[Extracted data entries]

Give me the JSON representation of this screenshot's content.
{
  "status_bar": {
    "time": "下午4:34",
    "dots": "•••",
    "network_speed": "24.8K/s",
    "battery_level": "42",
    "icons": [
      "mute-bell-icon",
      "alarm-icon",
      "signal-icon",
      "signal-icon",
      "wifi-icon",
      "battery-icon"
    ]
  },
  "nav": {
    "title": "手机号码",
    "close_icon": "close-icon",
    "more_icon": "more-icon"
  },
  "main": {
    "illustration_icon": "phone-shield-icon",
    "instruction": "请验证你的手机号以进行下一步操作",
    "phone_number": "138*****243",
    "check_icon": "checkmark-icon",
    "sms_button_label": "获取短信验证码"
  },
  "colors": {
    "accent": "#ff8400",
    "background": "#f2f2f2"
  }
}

WHAT THIS TASK INVOLVES |
Write the whole listing out again. Keep every line exactly as it is.

RESULT FOR THIS TASK |
Give me the JSON representation of this screenshot's content.
{
  "status_bar": {
    "time": "下午4:34",
    "dots": "•••",
    "network_speed": "24.8K/s",
    "battery_level": "42",
    "icons": [
      "mute-bell-icon",
      "alarm-icon",
      "signal-icon",
      "signal-icon",
      "wifi-icon",
      "battery-icon"
    ]
  },
  "nav": {
    "title": "手机号码",
    "close_icon": "close-icon",
    "more_icon": "more-icon"
  },
  "main": {
    "illustration_icon": "phone-shield-icon",
    "instruction": "请验证你的手机号以进行下一步操作",
    "phone_number": "138*****243",
    "check_icon": "checkmark-icon",
    "sms_button_label": "获取短信验证码"
  },
  "colors": {
    "accent": "#ff8400",
    "background": "#f2f2f2"
  }
}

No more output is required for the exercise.